(Dataset excerpts)
===
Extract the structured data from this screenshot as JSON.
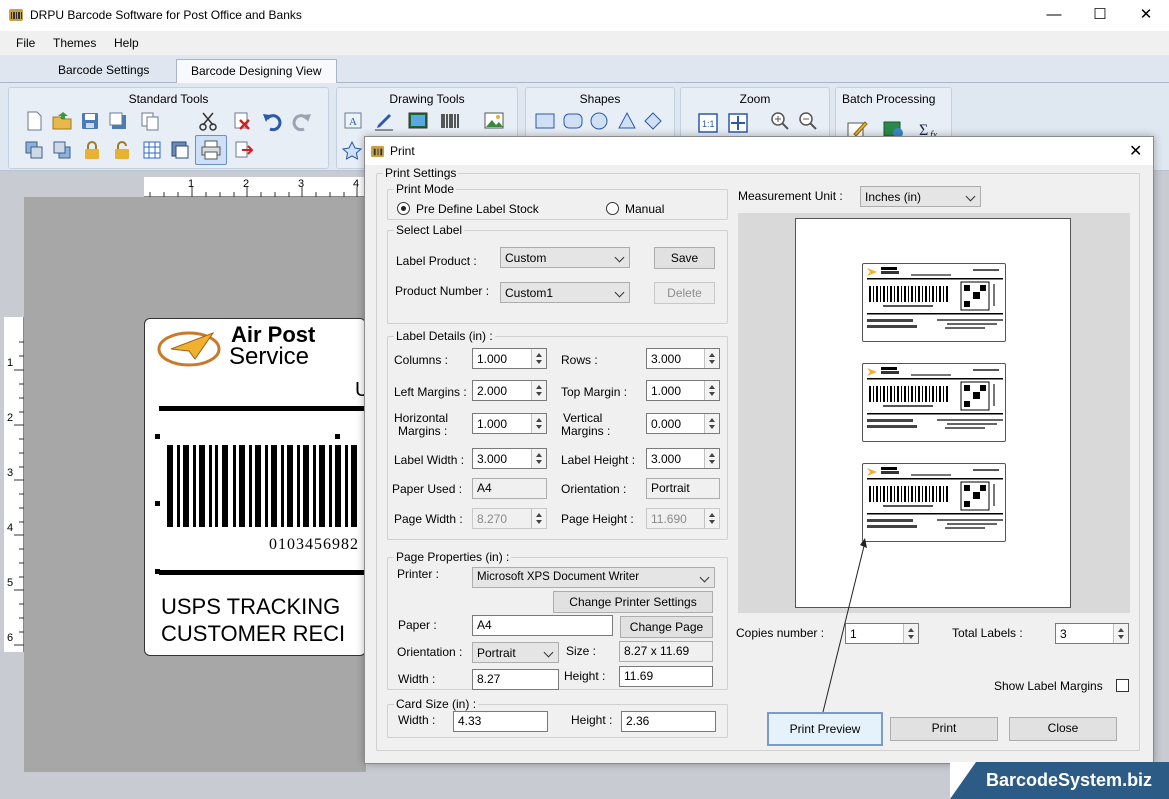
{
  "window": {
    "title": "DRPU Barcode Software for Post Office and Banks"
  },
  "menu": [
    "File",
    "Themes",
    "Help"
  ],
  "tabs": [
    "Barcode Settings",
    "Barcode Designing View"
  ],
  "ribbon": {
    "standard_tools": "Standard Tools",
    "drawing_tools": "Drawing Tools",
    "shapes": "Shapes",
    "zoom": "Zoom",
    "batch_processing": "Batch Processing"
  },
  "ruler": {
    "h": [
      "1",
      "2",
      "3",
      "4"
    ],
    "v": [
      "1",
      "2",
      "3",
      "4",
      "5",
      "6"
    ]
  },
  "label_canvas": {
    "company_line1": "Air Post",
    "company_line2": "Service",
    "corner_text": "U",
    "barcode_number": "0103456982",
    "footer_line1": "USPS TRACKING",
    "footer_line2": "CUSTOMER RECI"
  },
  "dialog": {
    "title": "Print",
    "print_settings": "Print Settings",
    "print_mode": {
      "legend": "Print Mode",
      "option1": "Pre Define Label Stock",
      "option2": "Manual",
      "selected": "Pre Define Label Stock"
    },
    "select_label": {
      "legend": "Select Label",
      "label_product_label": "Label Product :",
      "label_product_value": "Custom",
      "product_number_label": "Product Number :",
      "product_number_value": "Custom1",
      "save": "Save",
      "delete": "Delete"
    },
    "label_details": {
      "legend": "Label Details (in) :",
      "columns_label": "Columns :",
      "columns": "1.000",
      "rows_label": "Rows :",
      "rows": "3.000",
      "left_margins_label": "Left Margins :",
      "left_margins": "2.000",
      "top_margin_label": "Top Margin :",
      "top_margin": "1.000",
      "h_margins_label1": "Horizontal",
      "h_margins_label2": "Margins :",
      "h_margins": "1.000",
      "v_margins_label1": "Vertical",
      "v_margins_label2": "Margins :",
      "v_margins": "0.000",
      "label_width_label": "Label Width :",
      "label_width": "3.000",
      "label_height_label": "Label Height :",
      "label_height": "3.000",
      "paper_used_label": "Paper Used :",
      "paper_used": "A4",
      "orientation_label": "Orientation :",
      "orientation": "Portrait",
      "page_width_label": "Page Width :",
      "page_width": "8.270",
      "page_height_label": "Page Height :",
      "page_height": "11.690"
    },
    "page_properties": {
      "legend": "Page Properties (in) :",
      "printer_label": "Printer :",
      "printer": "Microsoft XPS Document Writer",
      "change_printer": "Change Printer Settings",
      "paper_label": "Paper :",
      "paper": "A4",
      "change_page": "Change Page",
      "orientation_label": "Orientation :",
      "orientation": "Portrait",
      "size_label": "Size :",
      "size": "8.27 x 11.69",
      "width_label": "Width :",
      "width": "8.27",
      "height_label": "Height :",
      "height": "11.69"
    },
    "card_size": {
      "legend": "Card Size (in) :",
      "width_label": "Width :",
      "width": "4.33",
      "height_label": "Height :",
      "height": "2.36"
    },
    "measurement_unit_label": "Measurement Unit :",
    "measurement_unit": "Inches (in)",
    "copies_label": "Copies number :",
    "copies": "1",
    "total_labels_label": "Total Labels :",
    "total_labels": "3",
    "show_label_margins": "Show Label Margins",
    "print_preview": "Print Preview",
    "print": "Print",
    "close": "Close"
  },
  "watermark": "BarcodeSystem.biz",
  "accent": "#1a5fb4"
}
===
Make an exact reproduction of the listing above, without any pictures.

Extract the structured data from this screenshot as JSON.
{
  "window": {
    "title": "DRPU Barcode Software for Post Office and Banks"
  },
  "menu": [
    "File",
    "Themes",
    "Help"
  ],
  "tabs": [
    "Barcode Settings",
    "Barcode Designing View"
  ],
  "ribbon": {
    "standard_tools": "Standard Tools",
    "drawing_tools": "Drawing Tools",
    "shapes": "Shapes",
    "zoom": "Zoom",
    "batch_processing": "Batch Processing"
  },
  "ruler": {
    "h": [
      "1",
      "2",
      "3",
      "4"
    ],
    "v": [
      "1",
      "2",
      "3",
      "4",
      "5",
      "6"
    ]
  },
  "label_canvas": {
    "company_line1": "Air Post",
    "company_line2": "Service",
    "corner_text": "U",
    "barcode_number": "0103456982",
    "footer_line1": "USPS TRACKING",
    "footer_line2": "CUSTOMER RECI"
  },
  "dialog": {
    "title": "Print",
    "print_settings": "Print Settings",
    "print_mode": {
      "legend": "Print Mode",
      "option1": "Pre Define Label Stock",
      "option2": "Manual",
      "selected": "Pre Define Label Stock"
    },
    "select_label": {
      "legend": "Select Label",
      "label_product_label": "Label Product :",
      "label_product_value": "Custom",
      "product_number_label": "Product Number :",
      "product_number_value": "Custom1",
      "save": "Save",
      "delete": "Delete"
    },
    "label_details": {
      "legend": "Label Details (in) :",
      "columns_label": "Columns :",
      "columns": "1.000",
      "rows_label": "Rows :",
      "rows": "3.000",
      "left_margins_label": "Left Margins :",
      "left_margins": "2.000",
      "top_margin_label": "Top Margin :",
      "top_margin": "1.000",
      "h_margins_label1": "Horizontal",
      "h_margins_label2": "Margins :",
      "h_margins": "1.000",
      "v_margins_label1": "Vertical",
      "v_margins_label2": "Margins :",
      "v_margins": "0.000",
      "label_width_label": "Label Width :",
      "label_width": "3.000",
      "label_height_label": "Label Height :",
      "label_height": "3.000",
      "paper_used_label": "Paper Used :",
      "paper_used": "A4",
      "orientation_label": "Orientation :",
      "orientation": "Portrait",
      "page_width_label": "Page Width :",
      "page_width": "8.270",
      "page_height_label": "Page Height :",
      "page_height": "11.690"
    },
    "page_properties": {
      "legend": "Page Properties (in) :",
      "printer_label": "Printer :",
      "printer": "Microsoft XPS Document Writer",
      "change_printer": "Change Printer Settings",
      "paper_label": "Paper :",
      "paper": "A4",
      "change_page": "Change Page",
      "orientation_label": "Orientation :",
      "orientation": "Portrait",
      "size_label": "Size :",
      "size": "8.27 x 11.69",
      "width_label": "Width :",
      "width": "8.27",
      "height_label": "Height :",
      "height": "11.69"
    },
    "card_size": {
      "legend": "Card Size (in) :",
      "width_label": "Width :",
      "width": "4.33",
      "height_label": "Height :",
      "height": "2.36"
    },
    "measurement_unit_label": "Measurement Unit :",
    "measurement_unit": "Inches (in)",
    "copies_label": "Copies number :",
    "copies": "1",
    "total_labels_label": "Total Labels :",
    "total_labels": "3",
    "show_label_margins": "Show Label Margins",
    "print_preview": "Print Preview",
    "print": "Print",
    "close": "Close"
  },
  "watermark": "BarcodeSystem.biz",
  "accent": "#1a5fb4"
}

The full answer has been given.